EXERCISE INSTRUCTIONS
Exactly reproduce the lines that follow.

** Start MATERIAL FOR THE TASK **

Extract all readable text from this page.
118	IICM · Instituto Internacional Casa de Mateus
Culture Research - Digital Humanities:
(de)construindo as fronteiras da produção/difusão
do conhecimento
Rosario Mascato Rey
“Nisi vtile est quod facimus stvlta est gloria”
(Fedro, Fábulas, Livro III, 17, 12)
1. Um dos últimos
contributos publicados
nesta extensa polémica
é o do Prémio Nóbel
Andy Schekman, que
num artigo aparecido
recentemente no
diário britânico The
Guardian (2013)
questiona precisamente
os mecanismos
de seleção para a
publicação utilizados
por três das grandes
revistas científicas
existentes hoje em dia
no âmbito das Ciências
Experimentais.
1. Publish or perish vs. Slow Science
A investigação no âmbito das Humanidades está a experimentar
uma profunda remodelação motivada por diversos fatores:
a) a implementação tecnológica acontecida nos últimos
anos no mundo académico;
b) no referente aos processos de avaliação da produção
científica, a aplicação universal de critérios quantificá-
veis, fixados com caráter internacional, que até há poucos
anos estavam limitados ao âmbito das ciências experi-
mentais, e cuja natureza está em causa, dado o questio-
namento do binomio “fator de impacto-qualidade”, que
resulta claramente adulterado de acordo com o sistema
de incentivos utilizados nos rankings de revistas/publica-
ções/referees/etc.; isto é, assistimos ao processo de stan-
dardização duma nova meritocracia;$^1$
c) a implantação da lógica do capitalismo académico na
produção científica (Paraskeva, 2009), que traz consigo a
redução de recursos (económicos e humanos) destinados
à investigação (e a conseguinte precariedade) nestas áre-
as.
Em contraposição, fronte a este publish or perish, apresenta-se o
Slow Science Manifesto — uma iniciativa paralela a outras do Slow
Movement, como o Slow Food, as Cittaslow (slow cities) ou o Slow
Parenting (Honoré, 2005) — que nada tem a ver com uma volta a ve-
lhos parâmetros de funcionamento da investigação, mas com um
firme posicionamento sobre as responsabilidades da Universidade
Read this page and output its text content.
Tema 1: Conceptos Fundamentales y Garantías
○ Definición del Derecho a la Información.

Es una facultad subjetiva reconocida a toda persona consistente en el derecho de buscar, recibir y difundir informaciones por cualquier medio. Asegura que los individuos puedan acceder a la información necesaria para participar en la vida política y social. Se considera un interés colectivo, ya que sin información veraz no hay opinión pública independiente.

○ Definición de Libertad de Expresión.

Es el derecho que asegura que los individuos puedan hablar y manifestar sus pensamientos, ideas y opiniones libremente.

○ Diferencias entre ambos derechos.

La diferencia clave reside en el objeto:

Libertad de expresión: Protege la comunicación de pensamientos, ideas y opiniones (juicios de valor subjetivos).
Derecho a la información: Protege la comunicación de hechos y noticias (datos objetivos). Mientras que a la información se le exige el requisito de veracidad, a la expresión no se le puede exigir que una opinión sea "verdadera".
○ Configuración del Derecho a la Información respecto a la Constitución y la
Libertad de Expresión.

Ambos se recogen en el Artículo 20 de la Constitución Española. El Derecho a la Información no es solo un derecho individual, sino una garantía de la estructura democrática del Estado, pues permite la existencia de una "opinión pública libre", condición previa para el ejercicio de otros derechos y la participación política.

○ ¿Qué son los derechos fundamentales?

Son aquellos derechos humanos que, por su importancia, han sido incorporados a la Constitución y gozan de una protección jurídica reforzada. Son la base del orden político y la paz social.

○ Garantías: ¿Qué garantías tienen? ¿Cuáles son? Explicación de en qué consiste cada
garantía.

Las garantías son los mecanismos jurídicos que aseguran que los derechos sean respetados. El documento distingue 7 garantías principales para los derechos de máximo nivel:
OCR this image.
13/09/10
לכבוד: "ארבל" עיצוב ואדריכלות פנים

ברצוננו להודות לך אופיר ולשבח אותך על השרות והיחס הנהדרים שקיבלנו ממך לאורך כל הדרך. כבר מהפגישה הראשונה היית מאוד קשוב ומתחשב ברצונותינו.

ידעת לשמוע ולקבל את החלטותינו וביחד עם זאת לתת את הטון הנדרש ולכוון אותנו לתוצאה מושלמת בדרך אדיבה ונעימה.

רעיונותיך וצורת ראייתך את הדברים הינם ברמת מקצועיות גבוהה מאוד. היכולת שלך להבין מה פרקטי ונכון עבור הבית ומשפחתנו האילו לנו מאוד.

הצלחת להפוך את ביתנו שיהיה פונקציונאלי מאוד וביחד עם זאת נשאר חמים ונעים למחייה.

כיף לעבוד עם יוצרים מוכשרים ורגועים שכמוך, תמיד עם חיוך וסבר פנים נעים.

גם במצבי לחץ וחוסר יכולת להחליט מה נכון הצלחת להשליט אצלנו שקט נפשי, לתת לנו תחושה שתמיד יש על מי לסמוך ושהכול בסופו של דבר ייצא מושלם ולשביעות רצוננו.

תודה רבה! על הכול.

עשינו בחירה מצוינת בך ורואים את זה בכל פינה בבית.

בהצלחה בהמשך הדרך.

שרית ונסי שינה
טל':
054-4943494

** End MATERIAL FOR THE TASK **

EXERCISE RESPONSE
Extract all readable text from this page.
118	IICM · Instituto Internacional Casa de Mateus
Culture Research - Digital Humanities:
(de)construindo as fronteiras da produção/difusão
do conhecimento
Rosario Mascato Rey
“Nisi vtile est quod facimus stvlta est gloria”
(Fedro, Fábulas, Livro III, 17, 12)
1. Um dos últimos
contributos publicados
nesta extensa polémica
é o do Prémio Nóbel
Andy Schekman, que
num artigo aparecido
recentemente no
diário britânico The
Guardian (2013)
questiona precisamente
os mecanismos
de seleção para a
publicação utilizados
por três das grandes
revistas científicas
existentes hoje em dia
no âmbito das Ciências
Experimentais.
1. Publish or perish vs. Slow Science
A investigação no âmbito das Humanidades está a experimentar
uma profunda remodelação motivada por diversos fatores:
a) a implementação tecnológica acontecida nos últimos
anos no mundo académico;
b) no referente aos processos de avaliação da produção
científica, a aplicação universal de critérios quantificá-
veis, fixados com caráter internacional, que até há poucos
anos estavam limitados ao âmbito das ciências experi-
mentais, e cuja natureza está em causa, dado o questio-
namento do binomio “fator de impacto-qualidade”, que
resulta claramente adulterado de acordo com o sistema
de incentivos utilizados nos rankings de revistas/publica-
ções/referees/etc.; isto é, assistimos ao processo de stan-
dardização duma nova meritocracia;$^1$
c) a implantação da lógica do capitalismo académico na
produção científica (Paraskeva, 2009), que traz consigo a
redução de recursos (económicos e humanos) destinados
à investigação (e a conseguinte precariedade) nestas áre-
as.
Em contraposição, fronte a este publish or perish, apresenta-se o
Slow Science Manifesto — uma iniciativa paralela a outras do Slow
Movement, como o Slow Food, as Cittaslow (slow cities) ou o Slow
Parenting (Honoré, 2005) — que nada tem a ver com uma volta a ve-
lhos parâmetros de funcionamento da investigação, mas com um
firme posicionamento sobre as responsabilidades da Universidade
Read this page and output its text content.
Tema 1: Conceptos Fundamentales y Garantías
○ Definición del Derecho a la Información.

Es una facultad subjetiva reconocida a toda persona consistente en el derecho de buscar, recibir y difundir informaciones por cualquier medio. Asegura que los individuos puedan acceder a la información necesaria para participar en la vida política y social. Se considera un interés colectivo, ya que sin información veraz no hay opinión pública independiente.

○ Definición de Libertad de Expresión.

Es el derecho que asegura que los individuos puedan hablar y manifestar sus pensamientos, ideas y opiniones libremente.

○ Diferencias entre ambos derechos.

La diferencia clave reside en el objeto:

Libertad de expresión: Protege la comunicación de pensamientos, ideas y opiniones (juicios de valor subjetivos).
Derecho a la información: Protege la comunicación de hechos y noticias (datos objetivos). Mientras que a la información se le exige el requisito de veracidad, a la expresión no se le puede exigir que una opinión sea "verdadera".
○ Configuración del Derecho a la Información respecto a la Constitución y la
Libertad de Expresión.

Ambos se recogen en el Artículo 20 de la Constitución Española. El Derecho a la Información no es solo un derecho individual, sino una garantía de la estructura democrática del Estado, pues permite la existencia de una "opinión pública libre", condición previa para el ejercicio de otros derechos y la participación política.

○ ¿Qué son los derechos fundamentales?

Son aquellos derechos humanos que, por su importancia, han sido incorporados a la Constitución y gozan de una protección jurídica reforzada. Son la base del orden político y la paz social.

○ Garantías: ¿Qué garantías tienen? ¿Cuáles son? Explicación de en qué consiste cada
garantía.

Las garantías son los mecanismos jurídicos que aseguran que los derechos sean respetados. El documento distingue 7 garantías principales para los derechos de máximo nivel:
OCR this image.
13/09/10
לכבוד: "ארבל" עיצוב ואדריכלות פנים

ברצוננו להודות לך אופיר ולשבח אותך על השרות והיחס הנהדרים שקיבלנו ממך לאורך כל הדרך. כבר מהפגישה הראשונה היית מאוד קשוב ומתחשב ברצונותינו.

ידעת לשמוע ולקבל את החלטותינו וביחד עם זאת לתת את הטון הנדרש ולכוון אותנו לתוצאה מושלמת בדרך אדיבה ונעימה.

רעיונותיך וצורת ראייתך את הדברים הינם ברמת מקצועיות גבוהה מאוד. היכולת שלך להבין מה פרקטי ונכון עבור הבית ומשפחתנו האילו לנו מאוד.

הצלחת להפוך את ביתנו שיהיה פונקציונאלי מאוד וביחד עם זאת נשאר חמים ונעים למחייה.

כיף לעבוד עם יוצרים מוכשרים ורגועים שכמוך, תמיד עם חיוך וסבר פנים נעים.

גם במצבי לחץ וחוסר יכולת להחליט מה נכון הצלחת להשליט אצלנו שקט נפשי, לתת לנו תחושה שתמיד יש על מי לסמוך ושהכול בסופו של דבר ייצא מושלם ולשביעות רצוננו.

תודה רבה! על הכול.

עשינו בחירה מצוינת בך ורואים את זה בכל פינה בבית.

בהצלחה בהמשך הדרך.

שרית ונסי שינה
טל':
054-4943494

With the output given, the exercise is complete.